There is, however, one matter for concern about which ACNFP, the Royal Society, and other bodies have spoken. It relates to the antibiotic resistance markers in genetic engineering. These are genes conferring resistance to a specific antibiotic which are linked to the gene that it is wished to implant. The process of transfer is relatively inefficient and subsequent treatment with the specified antibiotic can then be used to eliminate the majority of cells in which it has not taken place. If these resistance genes were to transfer into the bacteria in the human gut there might be health implications, though the antibiotics employed are not those commonly used in contemporary medical practice. There is a widely supported view that antibiotic resistance genes should not be allowed to remain present in GM crops.

● **Entries supplied**:
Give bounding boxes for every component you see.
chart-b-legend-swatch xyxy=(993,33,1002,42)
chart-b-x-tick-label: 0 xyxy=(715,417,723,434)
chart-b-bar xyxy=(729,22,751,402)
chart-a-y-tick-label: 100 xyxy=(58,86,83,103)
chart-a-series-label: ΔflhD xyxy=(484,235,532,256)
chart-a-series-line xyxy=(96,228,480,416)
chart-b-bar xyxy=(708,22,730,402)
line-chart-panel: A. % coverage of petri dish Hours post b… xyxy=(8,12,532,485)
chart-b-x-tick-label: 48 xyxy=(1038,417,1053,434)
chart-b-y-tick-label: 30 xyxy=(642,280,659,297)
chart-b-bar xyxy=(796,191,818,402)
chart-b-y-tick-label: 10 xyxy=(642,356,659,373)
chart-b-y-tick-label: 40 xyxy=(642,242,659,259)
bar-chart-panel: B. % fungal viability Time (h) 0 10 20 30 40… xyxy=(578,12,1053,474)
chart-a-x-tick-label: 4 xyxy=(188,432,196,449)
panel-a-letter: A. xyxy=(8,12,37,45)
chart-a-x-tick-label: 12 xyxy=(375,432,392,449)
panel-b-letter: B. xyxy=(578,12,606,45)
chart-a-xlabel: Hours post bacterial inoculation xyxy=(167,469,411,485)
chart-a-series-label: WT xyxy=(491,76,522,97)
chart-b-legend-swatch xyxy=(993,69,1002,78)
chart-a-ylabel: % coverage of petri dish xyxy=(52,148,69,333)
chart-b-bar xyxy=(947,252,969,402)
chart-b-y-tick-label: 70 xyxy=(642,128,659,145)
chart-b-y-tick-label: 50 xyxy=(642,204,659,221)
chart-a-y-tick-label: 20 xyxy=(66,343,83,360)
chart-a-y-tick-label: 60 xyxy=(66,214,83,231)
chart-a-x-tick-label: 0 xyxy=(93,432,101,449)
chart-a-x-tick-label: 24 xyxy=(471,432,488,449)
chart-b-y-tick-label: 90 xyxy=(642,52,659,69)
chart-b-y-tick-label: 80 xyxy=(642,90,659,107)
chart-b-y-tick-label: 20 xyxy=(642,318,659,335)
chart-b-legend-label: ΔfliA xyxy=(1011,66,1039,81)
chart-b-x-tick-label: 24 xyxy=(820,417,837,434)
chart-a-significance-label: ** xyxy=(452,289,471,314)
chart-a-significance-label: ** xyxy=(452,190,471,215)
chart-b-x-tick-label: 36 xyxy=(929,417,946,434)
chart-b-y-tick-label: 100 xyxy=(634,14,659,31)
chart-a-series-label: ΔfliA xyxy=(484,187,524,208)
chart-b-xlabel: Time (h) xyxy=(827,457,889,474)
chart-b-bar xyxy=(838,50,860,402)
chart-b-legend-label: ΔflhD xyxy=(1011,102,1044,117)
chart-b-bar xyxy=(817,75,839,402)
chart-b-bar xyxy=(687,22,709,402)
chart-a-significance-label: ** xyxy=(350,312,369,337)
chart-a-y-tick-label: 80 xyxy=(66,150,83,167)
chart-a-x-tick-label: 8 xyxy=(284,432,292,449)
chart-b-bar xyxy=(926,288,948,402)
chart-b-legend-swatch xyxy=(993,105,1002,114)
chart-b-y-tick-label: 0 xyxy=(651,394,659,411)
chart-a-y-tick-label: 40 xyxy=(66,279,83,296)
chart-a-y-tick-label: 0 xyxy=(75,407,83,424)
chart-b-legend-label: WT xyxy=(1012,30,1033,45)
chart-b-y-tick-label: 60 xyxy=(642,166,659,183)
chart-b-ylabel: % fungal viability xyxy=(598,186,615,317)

● **Brief**: Copy out the passage on antibiotic resistance markers, starting with "There is, however, one" and going on through "in GM crops.". The material plays no part in the work here.

● **Written solution**:
There is, however, one matter for concern about which ACNFP, the Royal Society, and other bodies have spoken. It relates to the antibiotic resistance markers in genetic engineering. These are genes conferring resistance to a specific antibiotic which are linked to the gene that it is wished to implant. The process of transfer is relatively inefficient and subsequent treatment with the specified antibiotic can then be used to eliminate the majority of cells in which it has not taken place. If these resistance genes were to transfer into the bacteria in the human gut there might be health implications, though the antibiotics employed are not those commonly used in contemporary medical practice. There is a widely supported view that antibiotic resistance genes should not be allowed to remain present in GM crops.